## Start Task material

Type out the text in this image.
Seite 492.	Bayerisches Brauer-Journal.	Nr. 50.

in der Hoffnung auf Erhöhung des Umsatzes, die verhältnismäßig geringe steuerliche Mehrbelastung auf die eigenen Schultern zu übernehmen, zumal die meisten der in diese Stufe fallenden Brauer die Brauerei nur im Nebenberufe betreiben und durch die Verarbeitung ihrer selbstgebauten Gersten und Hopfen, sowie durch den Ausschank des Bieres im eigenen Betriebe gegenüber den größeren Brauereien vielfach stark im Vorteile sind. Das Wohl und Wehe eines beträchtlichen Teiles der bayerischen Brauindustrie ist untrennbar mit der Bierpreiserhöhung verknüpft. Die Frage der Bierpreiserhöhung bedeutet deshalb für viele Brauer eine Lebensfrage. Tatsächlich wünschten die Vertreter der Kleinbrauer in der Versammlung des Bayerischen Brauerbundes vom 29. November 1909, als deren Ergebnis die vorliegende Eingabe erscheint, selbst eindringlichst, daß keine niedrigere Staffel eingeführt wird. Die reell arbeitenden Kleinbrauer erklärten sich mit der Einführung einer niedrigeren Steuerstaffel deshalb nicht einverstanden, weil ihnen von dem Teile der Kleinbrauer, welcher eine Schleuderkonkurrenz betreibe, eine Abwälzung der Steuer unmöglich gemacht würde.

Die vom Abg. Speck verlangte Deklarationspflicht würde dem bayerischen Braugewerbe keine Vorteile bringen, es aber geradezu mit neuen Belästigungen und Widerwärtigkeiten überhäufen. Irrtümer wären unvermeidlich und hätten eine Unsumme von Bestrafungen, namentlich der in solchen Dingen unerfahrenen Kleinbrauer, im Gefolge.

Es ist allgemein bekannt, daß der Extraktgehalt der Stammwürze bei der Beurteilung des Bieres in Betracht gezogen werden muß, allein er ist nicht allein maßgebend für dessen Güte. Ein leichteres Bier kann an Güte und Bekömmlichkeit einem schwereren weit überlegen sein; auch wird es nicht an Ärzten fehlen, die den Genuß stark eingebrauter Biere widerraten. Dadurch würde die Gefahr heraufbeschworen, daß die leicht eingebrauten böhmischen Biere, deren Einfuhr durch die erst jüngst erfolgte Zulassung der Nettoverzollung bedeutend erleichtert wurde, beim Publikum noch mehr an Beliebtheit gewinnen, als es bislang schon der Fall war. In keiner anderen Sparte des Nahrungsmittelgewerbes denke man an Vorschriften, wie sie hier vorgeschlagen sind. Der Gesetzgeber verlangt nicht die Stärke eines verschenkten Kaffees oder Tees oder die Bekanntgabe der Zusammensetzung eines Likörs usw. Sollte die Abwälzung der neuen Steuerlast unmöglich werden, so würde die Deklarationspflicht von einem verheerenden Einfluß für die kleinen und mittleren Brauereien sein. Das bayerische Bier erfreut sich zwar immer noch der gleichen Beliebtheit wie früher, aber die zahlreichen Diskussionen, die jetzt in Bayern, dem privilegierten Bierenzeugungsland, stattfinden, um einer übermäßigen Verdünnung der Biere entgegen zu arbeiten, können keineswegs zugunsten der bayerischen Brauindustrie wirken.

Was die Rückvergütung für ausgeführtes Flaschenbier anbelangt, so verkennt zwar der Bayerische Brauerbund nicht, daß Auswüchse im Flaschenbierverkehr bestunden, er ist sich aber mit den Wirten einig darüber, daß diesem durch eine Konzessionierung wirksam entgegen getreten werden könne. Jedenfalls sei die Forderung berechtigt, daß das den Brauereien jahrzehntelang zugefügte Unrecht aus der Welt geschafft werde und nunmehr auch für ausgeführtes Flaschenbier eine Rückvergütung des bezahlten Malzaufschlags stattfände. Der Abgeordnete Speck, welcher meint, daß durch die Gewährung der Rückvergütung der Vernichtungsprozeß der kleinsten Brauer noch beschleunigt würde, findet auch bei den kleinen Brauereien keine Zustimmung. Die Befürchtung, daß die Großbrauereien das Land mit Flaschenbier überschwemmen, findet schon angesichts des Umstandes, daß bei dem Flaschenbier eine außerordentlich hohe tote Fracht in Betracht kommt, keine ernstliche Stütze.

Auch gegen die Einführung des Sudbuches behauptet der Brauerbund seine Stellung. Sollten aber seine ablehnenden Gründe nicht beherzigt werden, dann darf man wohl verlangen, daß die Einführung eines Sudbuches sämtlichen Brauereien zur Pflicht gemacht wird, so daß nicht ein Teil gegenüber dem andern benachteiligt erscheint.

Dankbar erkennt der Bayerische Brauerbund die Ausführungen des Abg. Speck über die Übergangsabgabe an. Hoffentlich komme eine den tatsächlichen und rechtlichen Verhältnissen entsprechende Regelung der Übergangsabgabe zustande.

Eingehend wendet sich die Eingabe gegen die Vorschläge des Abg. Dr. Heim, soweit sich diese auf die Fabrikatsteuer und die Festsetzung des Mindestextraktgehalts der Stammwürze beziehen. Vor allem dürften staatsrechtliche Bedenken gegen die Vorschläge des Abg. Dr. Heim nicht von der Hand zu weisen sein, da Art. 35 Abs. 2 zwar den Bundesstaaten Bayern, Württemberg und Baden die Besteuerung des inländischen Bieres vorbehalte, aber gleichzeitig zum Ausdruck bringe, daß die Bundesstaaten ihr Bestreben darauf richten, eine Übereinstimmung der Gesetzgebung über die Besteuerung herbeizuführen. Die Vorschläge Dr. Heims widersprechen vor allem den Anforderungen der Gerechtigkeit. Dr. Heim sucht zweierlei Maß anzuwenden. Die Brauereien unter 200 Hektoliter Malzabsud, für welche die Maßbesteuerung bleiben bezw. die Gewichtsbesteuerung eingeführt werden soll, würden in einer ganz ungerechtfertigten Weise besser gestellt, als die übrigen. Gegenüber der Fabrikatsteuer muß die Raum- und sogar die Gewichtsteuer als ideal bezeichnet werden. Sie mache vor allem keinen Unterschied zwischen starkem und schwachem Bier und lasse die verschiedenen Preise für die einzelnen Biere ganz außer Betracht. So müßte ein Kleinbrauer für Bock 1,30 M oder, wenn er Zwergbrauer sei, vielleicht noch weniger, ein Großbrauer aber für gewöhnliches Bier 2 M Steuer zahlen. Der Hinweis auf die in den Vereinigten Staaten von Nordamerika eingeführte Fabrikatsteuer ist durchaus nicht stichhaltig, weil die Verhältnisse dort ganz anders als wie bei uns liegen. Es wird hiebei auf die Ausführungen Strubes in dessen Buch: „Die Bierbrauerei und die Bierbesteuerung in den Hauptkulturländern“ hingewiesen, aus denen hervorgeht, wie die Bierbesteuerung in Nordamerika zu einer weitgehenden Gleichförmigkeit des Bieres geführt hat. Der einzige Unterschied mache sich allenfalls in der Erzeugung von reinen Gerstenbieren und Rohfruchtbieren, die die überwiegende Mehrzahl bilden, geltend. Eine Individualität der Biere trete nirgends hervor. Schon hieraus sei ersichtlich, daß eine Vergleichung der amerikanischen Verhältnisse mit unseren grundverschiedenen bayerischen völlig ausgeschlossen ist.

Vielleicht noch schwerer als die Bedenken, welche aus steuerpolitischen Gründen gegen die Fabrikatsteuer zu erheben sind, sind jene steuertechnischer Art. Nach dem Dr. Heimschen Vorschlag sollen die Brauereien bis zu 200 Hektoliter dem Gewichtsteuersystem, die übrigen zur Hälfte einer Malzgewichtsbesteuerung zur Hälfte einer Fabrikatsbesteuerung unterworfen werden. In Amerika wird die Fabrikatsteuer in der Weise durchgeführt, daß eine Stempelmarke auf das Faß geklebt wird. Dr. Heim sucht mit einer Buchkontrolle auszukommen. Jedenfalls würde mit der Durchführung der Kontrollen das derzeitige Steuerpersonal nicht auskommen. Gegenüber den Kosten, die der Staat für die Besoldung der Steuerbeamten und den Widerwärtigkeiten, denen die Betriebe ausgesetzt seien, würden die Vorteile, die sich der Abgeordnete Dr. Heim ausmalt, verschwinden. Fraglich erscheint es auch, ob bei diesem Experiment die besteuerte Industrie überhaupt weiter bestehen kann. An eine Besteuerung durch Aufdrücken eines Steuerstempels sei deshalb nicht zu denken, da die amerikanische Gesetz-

## End Task material

[Exercise objective] Working from the listing above, pick out every line that has "gemacht" and copy it.

[Correct result]
in der Hoffnung auf Erhöhung des Umsatzes, die verhältnismäßig geringe steuerliche Mehrbelastung auf die eigenen Schultern zu übernehmen, zumal die meisten der in diese Stufe fallenden Brauer die Brauerei nur im Nebenberufe betreiben und durch die Verarbeitung ihrer selbstgebauten Gersten und Hopfen, sowie durch den Ausschank des Bieres im eigenen Betriebe gegenüber den größeren Brauereien vielfach stark im Vorteile sind. Das Wohl und Wehe eines beträchtlichen Teiles der bayerischen Brauindustrie ist untrennbar mit der Bierpreiserhöhung verknüpft. Die Frage der Bierpreiserhöhung bedeutet deshalb für viele Brauer eine Lebensfrage. Tatsächlich wünschten die Vertreter der Kleinbrauer in der Versammlung des Bayerischen Brauerbundes vom 29. November 1909, als deren Ergebnis die vorliegende Eingabe erscheint, selbst eindringlichst, daß keine niedrigere Staffel eingeführt wird. Die reell arbeitenden Kleinbrauer erklärten sich mit der Einführung einer niedrigeren Steuerstaffel deshalb nicht einverstanden, weil ihnen von dem Teile der Kleinbrauer, welcher eine Schleuderkonkurrenz betreibe, eine Abwälzung der Steuer unmöglich gemacht würde.
Auch gegen die Einführung des Sudbuches behauptet der Brauerbund seine Stellung. Sollten aber seine ablehnenden Gründe nicht beherzigt werden, dann darf man wohl verlangen, daß die Einführung eines Sudbuches sämtlichen Brauereien zur Pflicht gemacht wird, so daß nicht ein Teil gegenüber dem andern benachteiligt erscheint.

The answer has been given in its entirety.